> [WHAT THE TASK REQUIRES]:
Give the data a second time, exactly and in full.

> [DATA SHOWN]:
>>>>>
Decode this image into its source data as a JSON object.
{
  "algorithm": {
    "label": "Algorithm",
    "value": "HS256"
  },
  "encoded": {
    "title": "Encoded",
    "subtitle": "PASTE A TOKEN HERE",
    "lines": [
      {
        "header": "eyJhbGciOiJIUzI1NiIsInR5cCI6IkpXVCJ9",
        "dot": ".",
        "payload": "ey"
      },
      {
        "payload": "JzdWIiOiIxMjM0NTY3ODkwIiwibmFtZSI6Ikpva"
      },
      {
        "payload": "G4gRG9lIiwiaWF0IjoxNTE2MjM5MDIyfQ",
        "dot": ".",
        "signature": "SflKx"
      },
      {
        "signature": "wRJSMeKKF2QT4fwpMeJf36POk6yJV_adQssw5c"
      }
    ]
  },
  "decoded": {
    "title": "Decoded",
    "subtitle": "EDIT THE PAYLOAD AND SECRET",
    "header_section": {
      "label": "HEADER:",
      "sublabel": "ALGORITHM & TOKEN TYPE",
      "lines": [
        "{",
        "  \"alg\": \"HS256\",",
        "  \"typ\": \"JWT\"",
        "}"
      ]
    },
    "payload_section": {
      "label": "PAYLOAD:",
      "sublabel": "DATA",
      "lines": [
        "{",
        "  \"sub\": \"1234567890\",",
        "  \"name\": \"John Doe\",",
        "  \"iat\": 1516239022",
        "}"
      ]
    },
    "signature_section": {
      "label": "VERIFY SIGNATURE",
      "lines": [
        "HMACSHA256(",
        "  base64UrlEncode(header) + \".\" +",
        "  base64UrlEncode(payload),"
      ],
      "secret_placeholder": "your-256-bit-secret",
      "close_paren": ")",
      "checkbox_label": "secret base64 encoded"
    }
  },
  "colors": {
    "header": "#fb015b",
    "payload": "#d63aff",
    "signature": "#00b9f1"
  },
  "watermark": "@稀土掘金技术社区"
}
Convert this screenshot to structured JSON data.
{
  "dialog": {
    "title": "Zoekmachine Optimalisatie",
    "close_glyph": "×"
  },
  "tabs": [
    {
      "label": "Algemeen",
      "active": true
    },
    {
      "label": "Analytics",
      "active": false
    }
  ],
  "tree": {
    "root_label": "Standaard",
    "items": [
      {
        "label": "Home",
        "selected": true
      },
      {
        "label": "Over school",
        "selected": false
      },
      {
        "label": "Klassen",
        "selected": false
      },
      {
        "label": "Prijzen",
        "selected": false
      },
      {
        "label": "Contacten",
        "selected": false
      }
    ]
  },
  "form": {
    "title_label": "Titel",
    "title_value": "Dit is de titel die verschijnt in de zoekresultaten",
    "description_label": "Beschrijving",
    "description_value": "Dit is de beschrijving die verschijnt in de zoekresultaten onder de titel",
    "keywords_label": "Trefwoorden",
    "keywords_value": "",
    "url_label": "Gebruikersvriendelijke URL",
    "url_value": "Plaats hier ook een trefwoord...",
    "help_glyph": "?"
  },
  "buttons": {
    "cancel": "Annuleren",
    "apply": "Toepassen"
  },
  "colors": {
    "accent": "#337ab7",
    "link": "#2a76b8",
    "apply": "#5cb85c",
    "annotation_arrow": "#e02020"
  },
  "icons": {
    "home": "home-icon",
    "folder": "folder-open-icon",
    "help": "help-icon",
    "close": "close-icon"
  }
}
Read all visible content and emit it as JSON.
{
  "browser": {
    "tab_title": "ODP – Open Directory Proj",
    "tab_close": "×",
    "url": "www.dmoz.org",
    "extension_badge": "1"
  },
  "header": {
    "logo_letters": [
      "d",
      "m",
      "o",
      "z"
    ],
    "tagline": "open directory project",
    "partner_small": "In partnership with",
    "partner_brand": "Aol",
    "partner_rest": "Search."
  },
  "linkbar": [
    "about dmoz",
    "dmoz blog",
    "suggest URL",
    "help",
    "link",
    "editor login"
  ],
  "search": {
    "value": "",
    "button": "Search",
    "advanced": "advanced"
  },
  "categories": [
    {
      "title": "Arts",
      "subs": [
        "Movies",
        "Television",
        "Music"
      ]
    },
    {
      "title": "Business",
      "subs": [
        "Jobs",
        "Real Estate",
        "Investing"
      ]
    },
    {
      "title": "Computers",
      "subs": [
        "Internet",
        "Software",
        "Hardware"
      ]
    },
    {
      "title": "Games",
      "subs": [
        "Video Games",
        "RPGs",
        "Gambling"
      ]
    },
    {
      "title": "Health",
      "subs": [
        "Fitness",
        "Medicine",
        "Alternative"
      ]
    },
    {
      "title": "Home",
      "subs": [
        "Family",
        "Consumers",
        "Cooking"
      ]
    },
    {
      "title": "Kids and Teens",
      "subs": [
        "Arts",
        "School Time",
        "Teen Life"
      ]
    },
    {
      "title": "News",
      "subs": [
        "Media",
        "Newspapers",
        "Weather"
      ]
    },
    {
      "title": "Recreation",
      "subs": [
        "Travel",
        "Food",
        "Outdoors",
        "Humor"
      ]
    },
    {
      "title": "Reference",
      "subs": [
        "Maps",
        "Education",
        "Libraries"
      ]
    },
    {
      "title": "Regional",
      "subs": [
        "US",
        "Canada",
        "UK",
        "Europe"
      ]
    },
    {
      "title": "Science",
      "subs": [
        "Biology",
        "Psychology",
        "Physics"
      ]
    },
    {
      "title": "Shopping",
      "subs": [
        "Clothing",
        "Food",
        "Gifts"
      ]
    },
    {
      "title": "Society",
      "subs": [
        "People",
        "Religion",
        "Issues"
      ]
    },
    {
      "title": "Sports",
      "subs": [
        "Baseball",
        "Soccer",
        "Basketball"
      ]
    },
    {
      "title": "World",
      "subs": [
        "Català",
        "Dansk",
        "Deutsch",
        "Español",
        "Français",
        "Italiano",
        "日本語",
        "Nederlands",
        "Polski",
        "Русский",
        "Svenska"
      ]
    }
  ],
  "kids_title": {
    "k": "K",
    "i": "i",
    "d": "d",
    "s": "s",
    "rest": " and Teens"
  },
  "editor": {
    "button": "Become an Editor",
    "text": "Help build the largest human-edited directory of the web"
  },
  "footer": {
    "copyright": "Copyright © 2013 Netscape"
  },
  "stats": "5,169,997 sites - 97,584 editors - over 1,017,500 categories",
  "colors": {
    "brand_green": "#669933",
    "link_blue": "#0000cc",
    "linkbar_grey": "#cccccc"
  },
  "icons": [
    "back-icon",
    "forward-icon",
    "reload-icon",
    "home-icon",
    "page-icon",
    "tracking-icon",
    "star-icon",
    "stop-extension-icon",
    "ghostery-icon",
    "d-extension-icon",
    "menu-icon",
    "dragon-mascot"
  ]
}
<<<<<
> [WRITTEN SOLUTION]:
Decode this image into its source data as a JSON object.
{
  "algorithm": {
    "label": "Algorithm",
    "value": "HS256"
  },
  "encoded": {
    "title": "Encoded",
    "subtitle": "PASTE A TOKEN HERE",
    "lines": [
      {
        "header": "eyJhbGciOiJIUzI1NiIsInR5cCI6IkpXVCJ9",
        "dot": ".",
        "payload": "ey"
      },
      {
        "payload": "JzdWIiOiIxMjM0NTY3ODkwIiwibmFtZSI6Ikpva"
      },
      {
        "payload": "G4gRG9lIiwiaWF0IjoxNTE2MjM5MDIyfQ",
        "dot": ".",
        "signature": "SflKx"
      },
      {
        "signature": "wRJSMeKKF2QT4fwpMeJf36POk6yJV_adQssw5c"
      }
    ]
  },
  "decoded": {
    "title": "Decoded",
    "subtitle": "EDIT THE PAYLOAD AND SECRET",
    "header_section": {
      "label": "HEADER:",
      "sublabel": "ALGORITHM & TOKEN TYPE",
      "lines": [
        "{",
        "  \"alg\": \"HS256\",",
        "  \"typ\": \"JWT\"",
        "}"
      ]
    },
    "payload_section": {
      "label": "PAYLOAD:",
      "sublabel": "DATA",
      "lines": [
        "{",
        "  \"sub\": \"1234567890\",",
        "  \"name\": \"John Doe\",",
        "  \"iat\": 1516239022",
        "}"
      ]
    },
    "signature_section": {
      "label": "VERIFY SIGNATURE",
      "lines": [
        "HMACSHA256(",
        "  base64UrlEncode(header) + \".\" +",
        "  base64UrlEncode(payload),"
      ],
      "secret_placeholder": "your-256-bit-secret",
      "close_paren": ")",
      "checkbox_label": "secret base64 encoded"
    }
  },
  "colors": {
    "header": "#fb015b",
    "payload": "#d63aff",
    "signature": "#00b9f1"
  },
  "watermark": "@稀土掘金技术社区"
}
Convert this screenshot to structured JSON data.
{
  "dialog": {
    "title": "Zoekmachine Optimalisatie",
    "close_glyph": "×"
  },
  "tabs": [
    {
      "label": "Algemeen",
      "active": true
    },
    {
      "label": "Analytics",
      "active": false
    }
  ],
  "tree": {
    "root_label": "Standaard",
    "items": [
      {
        "label": "Home",
        "selected": true
      },
      {
        "label": "Over school",
        "selected": false
      },
      {
        "label": "Klassen",
        "selected": false
      },
      {
        "label": "Prijzen",
        "selected": false
      },
      {
        "label": "Contacten",
        "selected": false
      }
    ]
  },
  "form": {
    "title_label": "Titel",
    "title_value": "Dit is de titel die verschijnt in de zoekresultaten",
    "description_label": "Beschrijving",
    "description_value": "Dit is de beschrijving die verschijnt in de zoekresultaten onder de titel",
    "keywords_label": "Trefwoorden",
    "keywords_value": "",
    "url_label": "Gebruikersvriendelijke URL",
    "url_value": "Plaats hier ook een trefwoord...",
    "help_glyph": "?"
  },
  "buttons": {
    "cancel": "Annuleren",
    "apply": "Toepassen"
  },
  "colors": {
    "accent": "#337ab7",
    "link": "#2a76b8",
    "apply": "#5cb85c",
    "annotation_arrow": "#e02020"
  },
  "icons": {
    "home": "home-icon",
    "folder": "folder-open-icon",
    "help": "help-icon",
    "close": "close-icon"
  }
}
Read all visible content and emit it as JSON.
{
  "browser": {
    "tab_title": "ODP – Open Directory Proj",
    "tab_close": "×",
    "url": "www.dmoz.org",
    "extension_badge": "1"
  },
  "header": {
    "logo_letters": [
      "d",
      "m",
      "o",
      "z"
    ],
    "tagline": "open directory project",
    "partner_small": "In partnership with",
    "partner_brand": "Aol",
    "partner_rest": "Search."
  },
  "linkbar": [
    "about dmoz",
    "dmoz blog",
    "suggest URL",
    "help",
    "link",
    "editor login"
  ],
  "search": {
    "value": "",
    "button": "Search",
    "advanced": "advanced"
  },
  "categories": [
    {
      "title": "Arts",
      "subs": [
        "Movies",
        "Television",
        "Music"
      ]
    },
    {
      "title": "Business",
      "subs": [
        "Jobs",
        "Real Estate",
        "Investing"
      ]
    },
    {
      "title": "Computers",
      "subs": [
        "Internet",
        "Software",
        "Hardware"
      ]
    },
    {
      "title": "Games",
      "subs": [
        "Video Games",
        "RPGs",
        "Gambling"
      ]
    },
    {
      "title": "Health",
      "subs": [
        "Fitness",
        "Medicine",
        "Alternative"
      ]
    },
    {
      "title": "Home",
      "subs": [
        "Family",
        "Consumers",
        "Cooking"
      ]
    },
    {
      "title": "Kids and Teens",
      "subs": [
        "Arts",
        "School Time",
        "Teen Life"
      ]
    },
    {
      "title": "News",
      "subs": [
        "Media",
        "Newspapers",
        "Weather"
      ]
    },
    {
      "title": "Recreation",
      "subs": [
        "Travel",
        "Food",
        "Outdoors",
        "Humor"
      ]
    },
    {
      "title": "Reference",
      "subs": [
        "Maps",
        "Education",
        "Libraries"
      ]
    },
    {
      "title": "Regional",
      "subs": [
        "US",
        "Canada",
        "UK",
        "Europe"
      ]
    },
    {
      "title": "Science",
      "subs": [
        "Biology",
        "Psychology",
        "Physics"
      ]
    },
    {
      "title": "Shopping",
      "subs": [
        "Clothing",
        "Food",
        "Gifts"
      ]
    },
    {
      "title": "Society",
      "subs": [
        "People",
        "Religion",
        "Issues"
      ]
    },
    {
      "title": "Sports",
      "subs": [
        "Baseball",
        "Soccer",
        "Basketball"
      ]
    },
    {
      "title": "World",
      "subs": [
        "Català",
        "Dansk",
        "Deutsch",
        "Español",
        "Français",
        "Italiano",
        "日本語",
        "Nederlands",
        "Polski",
        "Русский",
        "Svenska"
      ]
    }
  ],
  "kids_title": {
    "k": "K",
    "i": "i",
    "d": "d",
    "s": "s",
    "rest": " and Teens"
  },
  "editor": {
    "button": "Become an Editor",
    "text": "Help build the largest human-edited directory of the web"
  },
  "footer": {
    "copyright": "Copyright © 2013 Netscape"
  },
  "stats": "5,169,997 sites - 97,584 editors - over 1,017,500 categories",
  "colors": {
    "brand_green": "#669933",
    "link_blue": "#0000cc",
    "linkbar_grey": "#cccccc"
  },
  "icons": [
    "back-icon",
    "forward-icon",
    "reload-icon",
    "home-icon",
    "page-icon",
    "tracking-icon",
    "star-icon",
    "stop-extension-icon",
    "ghostery-icon",
    "d-extension-icon",
    "menu-icon",
    "dragon-mascot"
  ]
}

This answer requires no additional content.